### [Source extract]
═══
Meanwhile, the prices of gas-fired plants sold are taking a hit nationwide, with some modern merchant facilities fetching as little as 50 to 70 cents on the dollar. Peaking plants are being discounted even more deeply. The trend is most pronounced in regions (such as California, the Northeast, and the PJM area) where there is strong asset competition from utilities and in markets where deregulation wasn’t successful. The "build it and they will come" mentality has proved to be more myth than substance.
The good news, however, is that the freefall in prices for merchant generating capacity over the past three years appears to have halted. That should cheer sellers, because more than 100,000 MW of generation—an amount equal to that bought and sold since 2002—is expected to change hands in the next 12 to 18 months, Cambridge Energy Research Associates (CERA) said in a report issued at the end of last year.
When U.S. power plant sales began to gather momentum in mid-2002, lightly contracted or uncontracted merchant plants generally were not included in the deal flow, the CERA report explained. But that situation has changed since the beginning of 2004, with more than 80% of nearly 58,000 MW in announced transactions coming out of the merchant sector.
Although investors in the power sector have different objectives, they typically own generating assets for shorter periods than do strategic owners such as utility affiliates and IPPs. That mind-set poses significant challenges to plant O&M staffs whose planning horizons are measured in years rather than in financial quarters.
"The increasing participation of financial investors points to the deployment of additional capital in the market, increasing competition for assets, and a sustained near-term and future transaction volume," reads the CERA report. "In projecting 100,000 MW of near-term transactions, we considered assets currently owned by financial investors, given their shorter-term objectives."
CERA also said that pricing trends suggest merchant plant valuations will continue to show an increasing "locational bias, with plants in capacity-constrained, deregulated markets selling at higher pries than merchant facilities located in regions with excess capacity and more tightly regulated markets." Other drivers of merchant asset value include the uncertain structure of capacity markets, overcapacity and transmission bottlenecks (in some regions), relative fuel prices, and local and regional environmental regulations.
═══
[Stored data entries]
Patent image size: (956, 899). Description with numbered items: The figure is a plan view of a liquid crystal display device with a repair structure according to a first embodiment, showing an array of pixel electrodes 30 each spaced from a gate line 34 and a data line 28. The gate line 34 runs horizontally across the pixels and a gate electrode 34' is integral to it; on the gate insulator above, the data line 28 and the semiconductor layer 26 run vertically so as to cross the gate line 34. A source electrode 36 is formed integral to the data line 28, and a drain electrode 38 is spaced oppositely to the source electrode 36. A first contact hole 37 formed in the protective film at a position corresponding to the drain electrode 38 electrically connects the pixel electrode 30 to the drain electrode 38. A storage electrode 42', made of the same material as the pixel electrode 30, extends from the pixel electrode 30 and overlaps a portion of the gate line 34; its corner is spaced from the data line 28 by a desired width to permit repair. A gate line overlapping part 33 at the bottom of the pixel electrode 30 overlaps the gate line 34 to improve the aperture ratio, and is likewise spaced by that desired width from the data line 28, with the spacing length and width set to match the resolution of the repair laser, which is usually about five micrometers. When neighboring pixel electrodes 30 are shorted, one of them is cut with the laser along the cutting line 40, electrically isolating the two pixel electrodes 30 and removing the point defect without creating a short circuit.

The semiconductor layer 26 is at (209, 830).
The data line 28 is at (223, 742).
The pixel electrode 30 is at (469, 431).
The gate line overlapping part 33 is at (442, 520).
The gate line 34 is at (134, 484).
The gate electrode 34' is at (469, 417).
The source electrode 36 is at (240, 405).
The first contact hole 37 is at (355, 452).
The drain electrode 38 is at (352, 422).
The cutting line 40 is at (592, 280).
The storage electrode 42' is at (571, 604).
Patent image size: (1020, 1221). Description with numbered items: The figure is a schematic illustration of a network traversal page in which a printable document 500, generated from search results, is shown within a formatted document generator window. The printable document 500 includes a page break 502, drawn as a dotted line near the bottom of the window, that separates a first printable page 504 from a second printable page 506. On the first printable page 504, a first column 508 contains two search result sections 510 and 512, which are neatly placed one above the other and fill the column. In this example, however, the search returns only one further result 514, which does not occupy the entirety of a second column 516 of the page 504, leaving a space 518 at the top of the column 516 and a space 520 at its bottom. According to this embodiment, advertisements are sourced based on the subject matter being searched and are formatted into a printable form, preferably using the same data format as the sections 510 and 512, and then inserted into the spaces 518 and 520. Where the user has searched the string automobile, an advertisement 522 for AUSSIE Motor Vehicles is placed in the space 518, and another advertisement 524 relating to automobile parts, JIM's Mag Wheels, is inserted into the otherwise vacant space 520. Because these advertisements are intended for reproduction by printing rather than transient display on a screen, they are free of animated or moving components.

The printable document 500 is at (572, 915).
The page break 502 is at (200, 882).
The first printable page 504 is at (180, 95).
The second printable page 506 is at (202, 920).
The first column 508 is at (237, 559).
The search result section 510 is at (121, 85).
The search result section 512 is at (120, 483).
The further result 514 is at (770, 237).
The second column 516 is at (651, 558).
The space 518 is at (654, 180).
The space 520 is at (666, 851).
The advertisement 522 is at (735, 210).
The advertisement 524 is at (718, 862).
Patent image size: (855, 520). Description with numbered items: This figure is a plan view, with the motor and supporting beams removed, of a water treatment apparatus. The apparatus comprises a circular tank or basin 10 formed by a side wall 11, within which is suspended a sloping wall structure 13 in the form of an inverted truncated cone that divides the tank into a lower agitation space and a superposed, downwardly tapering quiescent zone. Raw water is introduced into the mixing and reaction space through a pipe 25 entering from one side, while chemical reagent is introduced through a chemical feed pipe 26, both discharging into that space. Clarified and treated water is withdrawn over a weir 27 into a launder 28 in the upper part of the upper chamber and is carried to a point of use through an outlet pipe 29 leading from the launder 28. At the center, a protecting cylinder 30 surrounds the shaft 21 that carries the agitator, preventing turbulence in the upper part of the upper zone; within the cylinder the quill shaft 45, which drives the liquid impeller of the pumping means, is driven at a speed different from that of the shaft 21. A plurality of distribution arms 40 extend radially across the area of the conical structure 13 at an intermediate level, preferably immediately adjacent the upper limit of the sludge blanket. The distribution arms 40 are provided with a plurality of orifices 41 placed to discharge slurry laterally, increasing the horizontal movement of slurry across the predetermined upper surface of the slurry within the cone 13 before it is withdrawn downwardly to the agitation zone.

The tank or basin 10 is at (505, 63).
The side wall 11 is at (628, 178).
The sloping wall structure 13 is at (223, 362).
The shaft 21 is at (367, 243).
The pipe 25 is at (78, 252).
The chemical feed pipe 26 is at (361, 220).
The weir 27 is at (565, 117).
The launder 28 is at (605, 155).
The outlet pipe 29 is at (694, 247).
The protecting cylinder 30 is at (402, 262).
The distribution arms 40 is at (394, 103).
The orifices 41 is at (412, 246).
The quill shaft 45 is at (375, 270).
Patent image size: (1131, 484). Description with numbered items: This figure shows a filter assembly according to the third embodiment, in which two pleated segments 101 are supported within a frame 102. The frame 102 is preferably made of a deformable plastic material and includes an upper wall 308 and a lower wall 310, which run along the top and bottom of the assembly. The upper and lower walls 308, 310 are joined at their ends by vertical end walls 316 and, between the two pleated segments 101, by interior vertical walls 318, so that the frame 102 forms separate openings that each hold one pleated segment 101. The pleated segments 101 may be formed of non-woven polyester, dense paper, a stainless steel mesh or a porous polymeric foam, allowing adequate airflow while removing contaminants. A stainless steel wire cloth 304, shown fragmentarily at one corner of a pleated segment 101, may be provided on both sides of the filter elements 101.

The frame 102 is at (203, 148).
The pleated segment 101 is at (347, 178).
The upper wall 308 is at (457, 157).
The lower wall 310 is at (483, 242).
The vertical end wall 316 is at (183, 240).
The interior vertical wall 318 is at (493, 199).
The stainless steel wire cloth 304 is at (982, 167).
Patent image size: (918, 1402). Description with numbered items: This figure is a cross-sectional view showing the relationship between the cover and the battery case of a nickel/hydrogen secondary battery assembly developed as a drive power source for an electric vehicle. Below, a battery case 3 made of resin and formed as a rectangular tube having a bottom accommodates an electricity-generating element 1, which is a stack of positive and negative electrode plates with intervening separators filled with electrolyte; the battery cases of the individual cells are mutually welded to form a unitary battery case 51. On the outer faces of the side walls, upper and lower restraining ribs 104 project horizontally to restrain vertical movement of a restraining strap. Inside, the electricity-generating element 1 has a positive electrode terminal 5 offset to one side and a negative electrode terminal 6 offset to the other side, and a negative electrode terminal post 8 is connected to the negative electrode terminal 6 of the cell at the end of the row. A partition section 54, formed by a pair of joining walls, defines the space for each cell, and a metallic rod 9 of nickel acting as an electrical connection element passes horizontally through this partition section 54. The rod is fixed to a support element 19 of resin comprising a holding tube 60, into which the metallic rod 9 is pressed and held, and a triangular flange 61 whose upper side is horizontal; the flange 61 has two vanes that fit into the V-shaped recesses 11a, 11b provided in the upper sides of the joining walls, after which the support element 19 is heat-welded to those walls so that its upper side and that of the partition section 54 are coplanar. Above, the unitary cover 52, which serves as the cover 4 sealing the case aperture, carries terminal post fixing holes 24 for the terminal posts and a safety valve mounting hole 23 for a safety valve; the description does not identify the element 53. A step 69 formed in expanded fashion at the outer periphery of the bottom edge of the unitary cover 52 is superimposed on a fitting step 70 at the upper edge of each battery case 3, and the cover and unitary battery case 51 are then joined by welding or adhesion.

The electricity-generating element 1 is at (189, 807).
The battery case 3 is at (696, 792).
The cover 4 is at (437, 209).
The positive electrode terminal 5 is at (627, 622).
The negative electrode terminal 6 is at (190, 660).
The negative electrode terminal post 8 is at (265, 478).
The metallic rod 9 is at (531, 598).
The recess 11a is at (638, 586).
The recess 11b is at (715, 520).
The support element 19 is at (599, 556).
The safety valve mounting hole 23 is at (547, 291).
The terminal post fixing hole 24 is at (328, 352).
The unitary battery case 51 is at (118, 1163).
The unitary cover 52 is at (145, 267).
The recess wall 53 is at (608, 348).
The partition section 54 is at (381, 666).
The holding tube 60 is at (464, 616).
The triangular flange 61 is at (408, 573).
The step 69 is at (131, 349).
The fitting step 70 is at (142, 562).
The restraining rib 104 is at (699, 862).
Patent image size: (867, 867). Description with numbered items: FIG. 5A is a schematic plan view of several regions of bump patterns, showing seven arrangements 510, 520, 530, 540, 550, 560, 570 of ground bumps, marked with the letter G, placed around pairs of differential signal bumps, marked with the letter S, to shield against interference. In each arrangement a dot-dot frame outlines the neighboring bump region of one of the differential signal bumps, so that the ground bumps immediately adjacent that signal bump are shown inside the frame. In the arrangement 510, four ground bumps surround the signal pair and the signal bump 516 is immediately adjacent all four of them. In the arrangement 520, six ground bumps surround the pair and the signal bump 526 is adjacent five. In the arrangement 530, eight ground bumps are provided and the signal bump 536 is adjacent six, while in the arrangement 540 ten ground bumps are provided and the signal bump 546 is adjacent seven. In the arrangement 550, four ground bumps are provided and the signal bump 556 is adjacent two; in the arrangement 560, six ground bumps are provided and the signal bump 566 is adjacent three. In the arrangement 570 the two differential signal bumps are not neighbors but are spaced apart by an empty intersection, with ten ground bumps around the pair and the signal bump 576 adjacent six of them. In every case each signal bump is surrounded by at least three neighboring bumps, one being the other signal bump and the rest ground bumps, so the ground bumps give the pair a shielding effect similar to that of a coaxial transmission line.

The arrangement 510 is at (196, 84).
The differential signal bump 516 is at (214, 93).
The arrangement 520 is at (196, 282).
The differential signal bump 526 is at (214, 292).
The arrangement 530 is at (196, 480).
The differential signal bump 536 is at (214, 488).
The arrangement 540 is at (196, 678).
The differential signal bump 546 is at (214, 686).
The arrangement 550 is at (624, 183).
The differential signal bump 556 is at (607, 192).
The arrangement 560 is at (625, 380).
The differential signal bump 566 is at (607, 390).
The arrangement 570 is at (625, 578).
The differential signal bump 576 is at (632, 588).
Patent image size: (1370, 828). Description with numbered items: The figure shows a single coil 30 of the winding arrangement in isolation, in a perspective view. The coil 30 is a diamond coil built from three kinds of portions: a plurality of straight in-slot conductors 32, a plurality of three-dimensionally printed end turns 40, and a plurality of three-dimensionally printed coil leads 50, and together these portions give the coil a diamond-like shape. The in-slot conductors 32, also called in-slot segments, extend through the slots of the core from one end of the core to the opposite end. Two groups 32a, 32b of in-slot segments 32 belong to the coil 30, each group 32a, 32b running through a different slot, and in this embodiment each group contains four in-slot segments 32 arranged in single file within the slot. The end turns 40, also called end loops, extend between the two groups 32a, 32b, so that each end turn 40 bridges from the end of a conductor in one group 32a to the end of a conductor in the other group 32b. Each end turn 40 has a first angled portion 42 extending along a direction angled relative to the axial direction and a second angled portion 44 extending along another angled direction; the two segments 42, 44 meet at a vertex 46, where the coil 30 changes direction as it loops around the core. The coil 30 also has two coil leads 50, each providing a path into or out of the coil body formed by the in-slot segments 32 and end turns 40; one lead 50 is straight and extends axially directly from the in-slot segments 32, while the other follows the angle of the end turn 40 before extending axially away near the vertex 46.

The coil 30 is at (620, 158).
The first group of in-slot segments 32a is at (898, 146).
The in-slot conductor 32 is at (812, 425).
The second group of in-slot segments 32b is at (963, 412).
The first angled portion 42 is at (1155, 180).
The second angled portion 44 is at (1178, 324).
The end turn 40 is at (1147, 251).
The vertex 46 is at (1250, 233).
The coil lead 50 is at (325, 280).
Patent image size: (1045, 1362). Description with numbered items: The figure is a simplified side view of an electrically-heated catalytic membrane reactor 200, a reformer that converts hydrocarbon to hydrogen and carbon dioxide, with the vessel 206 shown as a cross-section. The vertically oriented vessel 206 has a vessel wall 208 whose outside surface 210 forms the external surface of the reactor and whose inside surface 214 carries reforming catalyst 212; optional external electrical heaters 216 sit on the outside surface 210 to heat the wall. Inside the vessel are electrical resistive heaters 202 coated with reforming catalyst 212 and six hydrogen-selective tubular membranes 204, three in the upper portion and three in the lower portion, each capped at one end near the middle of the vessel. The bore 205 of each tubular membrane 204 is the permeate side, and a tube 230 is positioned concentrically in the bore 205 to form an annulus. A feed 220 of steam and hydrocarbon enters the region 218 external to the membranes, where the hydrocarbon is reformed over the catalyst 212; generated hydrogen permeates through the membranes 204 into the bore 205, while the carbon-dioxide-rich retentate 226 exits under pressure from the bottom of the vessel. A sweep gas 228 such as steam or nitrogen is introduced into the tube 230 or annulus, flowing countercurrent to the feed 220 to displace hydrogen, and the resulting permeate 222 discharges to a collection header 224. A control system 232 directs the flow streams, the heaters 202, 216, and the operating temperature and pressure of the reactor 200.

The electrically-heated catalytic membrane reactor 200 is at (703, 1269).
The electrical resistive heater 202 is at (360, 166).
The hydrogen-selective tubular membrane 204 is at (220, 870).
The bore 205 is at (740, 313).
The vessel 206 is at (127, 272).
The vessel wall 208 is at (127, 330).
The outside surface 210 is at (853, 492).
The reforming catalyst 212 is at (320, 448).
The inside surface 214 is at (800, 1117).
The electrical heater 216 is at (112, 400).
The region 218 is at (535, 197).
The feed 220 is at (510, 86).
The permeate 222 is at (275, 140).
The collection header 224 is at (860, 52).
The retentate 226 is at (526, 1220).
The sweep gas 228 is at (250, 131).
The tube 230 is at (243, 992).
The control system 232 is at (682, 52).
═══
### [Exercise requirements]
Return the passage of the text on merchant power plant sales from "When U.S. power" up to and including "the merchant sector.", word for word. These entries are separate material and form no part of the text.

### [Response below]
When U.S. power plant sales began to gather momentum in mid-2002, lightly contracted or uncontracted merchant plants generally were not included in the deal flow, the CERA report explained. But that situation has changed since the beginning of 2004, with more than 80% of nearly 58,000 MW in announced transactions coming out of the merchant sector.